* **What you will do**
a) Answer these questions using the biography of Amjad Hussain:
(i) What job did his father have when Hussain and his mother moved to the United Kingdom?
(ii) Whom did he marry in 1983?
(iii) At which college and university was he sponsored to study?
b) Carry on the biography of Amjad Hussain, starting right after its last sentence.

* **Document segment**
+ + + +
- Born: 15 May 1958 (age 68) Rawalpindi, Pakistan
- Allegiance: United Kingdom
- Branch: Royal Navy
- Service years: 1976–2012
- Rank: Rear Admiral
- Awards: Companion of the Order of the Bath

= Amjad Hussain =

Royal Navy Rear Admiral (born 1958)

Rear Admiral Amjad Mazhar Hussain, (born 15 May 1958) is a senior retired Royal Navy officer. He was the highest-ranking member of the British Armed Forces from an ethnic minority.

==Background and personal life==
Born in Pakistan, Hussain and his mother moved to the United Kingdom in 1962 when he was three years old, to join his father who was working as a railway signalman.

In 1983 Amjad married Wendy Downer; they have three children: Sam, Zara and Hannah.

==Career==
Hussain joined the Royal Navy as a Weapons Engineering Officer in 1976, and was sponsored to study engineering science and business administration at Collingwood College, University of Durham, from 1976 to 1979. He was promoted to lieutenant on 1 September 1981 (seniority from 1 April). He was promoted to commander on 31 December 1992, and to captain on 31 December 1997.
+ + + +
* **Data section**

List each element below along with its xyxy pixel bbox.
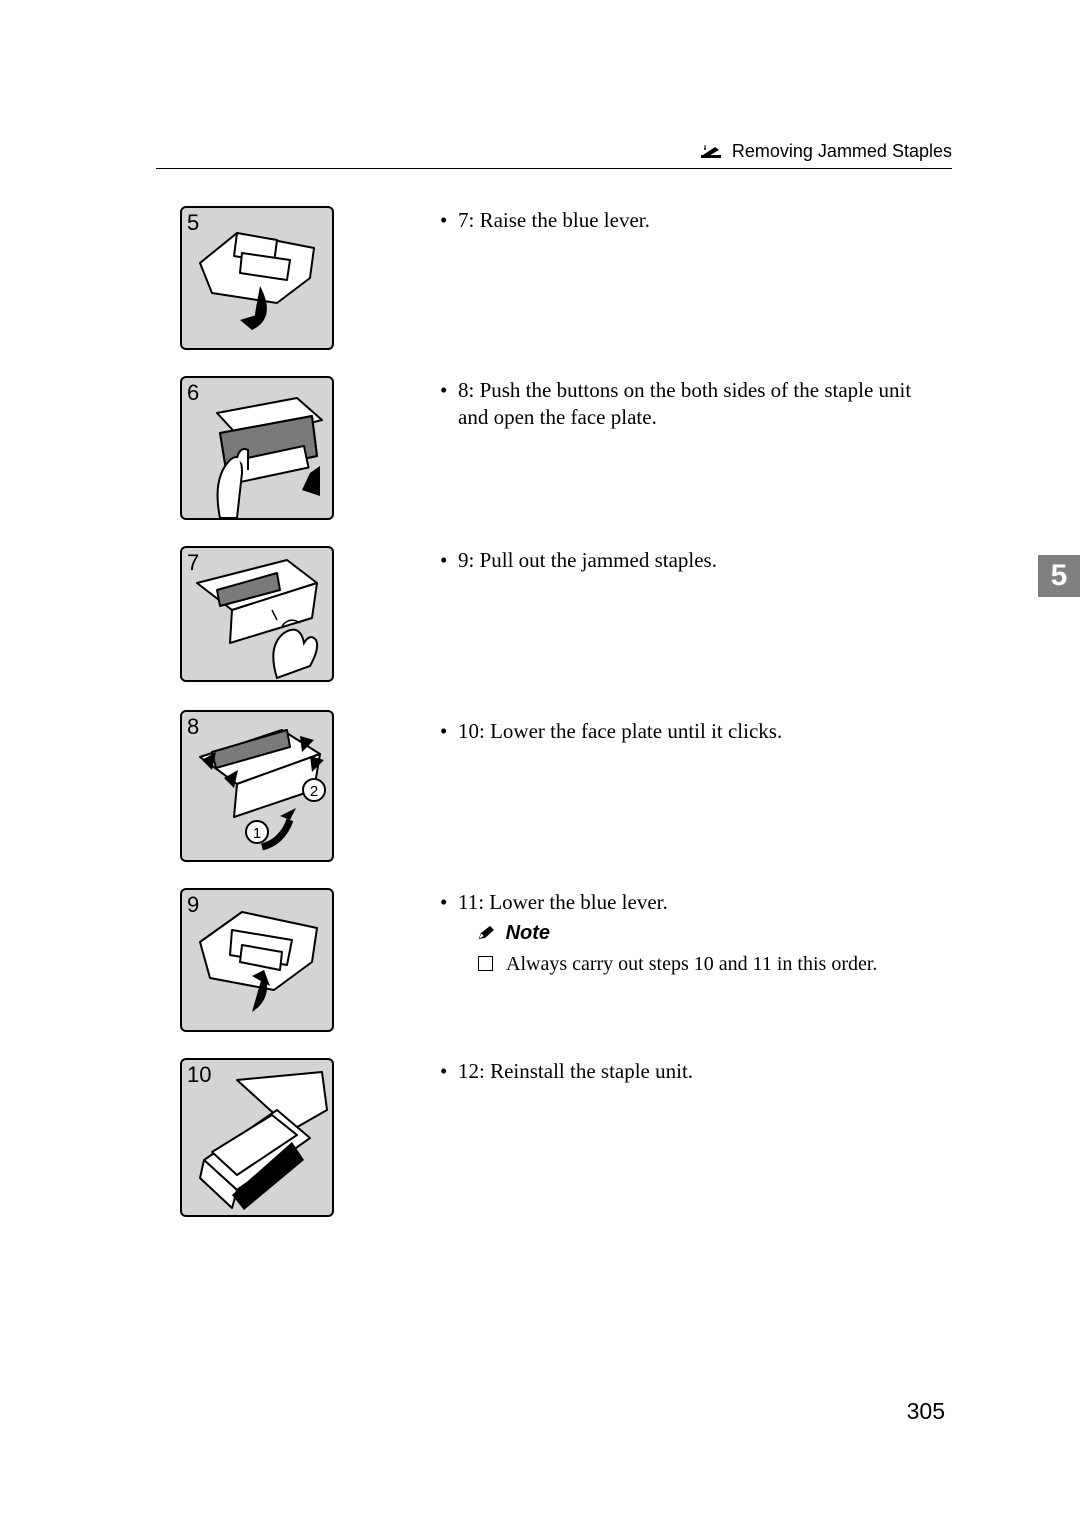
+ + + +
* **Answers in order**
a)
(i) Railway signalman
(ii) Wendy Downer
(iii) Collingwood College, University of Durham

b)
Hussain served as Naval Base Commodore, Portsmouth, from mid-2002, where his accommodation was in Spithead House. In 2006 he was appointed Director General Logistics (Fleet) and promoted to the rank of rear admiral, and thereby became the highest ranking Muslim and the highest-ranking officer from an ethnic minority in the British Armed Forces. He was appointed Director-General Weapons in 2008, and Director (Precision Attack) and Controller of the Navy in March 2009.

Hussain is a prominent advocate of greater minority participation in the armed forces. However, he dislikes too much emphasis being placed on his religion. He was recognised in the Muslim Power 100 List as one of the most influential Muslims in the United Kingdom. He was appointed a Companion of the Order of the Bath in the 2011 New Year Honours.

==Awards and nominations==
In January 2013, Hussain was awarded the Civil Servant of the Year award at the British Muslim Awards.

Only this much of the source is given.